(Beginning of DATA SHOWN)
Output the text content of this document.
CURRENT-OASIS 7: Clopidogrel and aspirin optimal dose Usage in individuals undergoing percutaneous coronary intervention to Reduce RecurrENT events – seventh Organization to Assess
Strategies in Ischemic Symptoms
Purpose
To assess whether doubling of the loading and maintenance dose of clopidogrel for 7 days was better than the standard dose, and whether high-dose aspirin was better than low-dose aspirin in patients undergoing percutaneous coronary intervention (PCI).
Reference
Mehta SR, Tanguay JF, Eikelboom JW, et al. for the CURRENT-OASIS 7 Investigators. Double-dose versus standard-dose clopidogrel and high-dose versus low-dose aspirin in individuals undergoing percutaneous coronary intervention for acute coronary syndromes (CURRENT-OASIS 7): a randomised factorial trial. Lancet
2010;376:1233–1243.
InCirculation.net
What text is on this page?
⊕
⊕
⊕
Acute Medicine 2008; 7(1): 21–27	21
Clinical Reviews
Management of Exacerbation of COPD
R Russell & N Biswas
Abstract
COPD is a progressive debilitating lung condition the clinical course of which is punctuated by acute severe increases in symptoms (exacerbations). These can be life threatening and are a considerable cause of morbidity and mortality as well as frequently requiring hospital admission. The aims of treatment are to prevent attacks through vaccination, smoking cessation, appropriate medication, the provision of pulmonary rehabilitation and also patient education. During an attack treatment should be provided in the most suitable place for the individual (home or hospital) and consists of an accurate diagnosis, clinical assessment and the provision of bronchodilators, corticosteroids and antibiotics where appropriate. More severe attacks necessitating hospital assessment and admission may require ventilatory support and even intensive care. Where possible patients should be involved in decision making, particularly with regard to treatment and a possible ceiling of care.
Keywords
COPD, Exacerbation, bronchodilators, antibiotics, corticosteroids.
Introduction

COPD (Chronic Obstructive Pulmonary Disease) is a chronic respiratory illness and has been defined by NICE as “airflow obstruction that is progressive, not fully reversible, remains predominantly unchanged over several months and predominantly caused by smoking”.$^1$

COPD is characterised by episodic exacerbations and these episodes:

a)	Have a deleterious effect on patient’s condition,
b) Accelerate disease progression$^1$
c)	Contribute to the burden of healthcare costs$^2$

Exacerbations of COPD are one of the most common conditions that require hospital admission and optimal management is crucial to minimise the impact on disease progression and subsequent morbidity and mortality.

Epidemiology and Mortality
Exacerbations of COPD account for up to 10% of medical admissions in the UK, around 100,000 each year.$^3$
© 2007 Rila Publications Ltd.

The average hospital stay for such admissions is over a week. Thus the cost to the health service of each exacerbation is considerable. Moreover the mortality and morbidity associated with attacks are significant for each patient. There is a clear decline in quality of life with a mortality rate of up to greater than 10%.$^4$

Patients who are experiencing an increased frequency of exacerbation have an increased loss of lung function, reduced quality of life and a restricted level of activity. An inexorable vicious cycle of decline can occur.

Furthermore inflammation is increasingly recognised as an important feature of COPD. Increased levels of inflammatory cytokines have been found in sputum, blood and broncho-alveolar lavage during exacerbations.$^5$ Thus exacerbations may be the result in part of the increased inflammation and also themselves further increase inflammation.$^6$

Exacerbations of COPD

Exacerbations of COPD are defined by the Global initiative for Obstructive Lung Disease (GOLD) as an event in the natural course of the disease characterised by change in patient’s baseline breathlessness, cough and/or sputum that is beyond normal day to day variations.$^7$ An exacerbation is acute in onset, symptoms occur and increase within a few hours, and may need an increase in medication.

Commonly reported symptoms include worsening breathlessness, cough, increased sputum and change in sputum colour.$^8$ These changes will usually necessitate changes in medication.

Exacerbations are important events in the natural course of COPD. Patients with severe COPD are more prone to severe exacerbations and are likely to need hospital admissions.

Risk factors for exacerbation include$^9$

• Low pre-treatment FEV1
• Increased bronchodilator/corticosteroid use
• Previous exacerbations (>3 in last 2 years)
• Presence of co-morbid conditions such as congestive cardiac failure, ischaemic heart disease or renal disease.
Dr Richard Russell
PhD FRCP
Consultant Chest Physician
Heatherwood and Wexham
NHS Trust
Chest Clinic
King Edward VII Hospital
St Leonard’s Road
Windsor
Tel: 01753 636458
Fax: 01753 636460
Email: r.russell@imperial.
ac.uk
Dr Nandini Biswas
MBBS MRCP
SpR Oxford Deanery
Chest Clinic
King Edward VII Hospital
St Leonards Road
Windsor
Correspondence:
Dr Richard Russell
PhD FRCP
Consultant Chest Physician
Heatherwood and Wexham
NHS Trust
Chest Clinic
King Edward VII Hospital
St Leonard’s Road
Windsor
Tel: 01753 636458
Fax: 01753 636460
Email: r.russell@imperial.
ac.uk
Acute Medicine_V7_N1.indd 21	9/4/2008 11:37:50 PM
(End of DATA SHOWN)
▸ **PROBLEM DETAILS**:
Your answer is only the number of lines in the listing above that include the string "text".

▸ **PROBLEM SOLUTION**:
2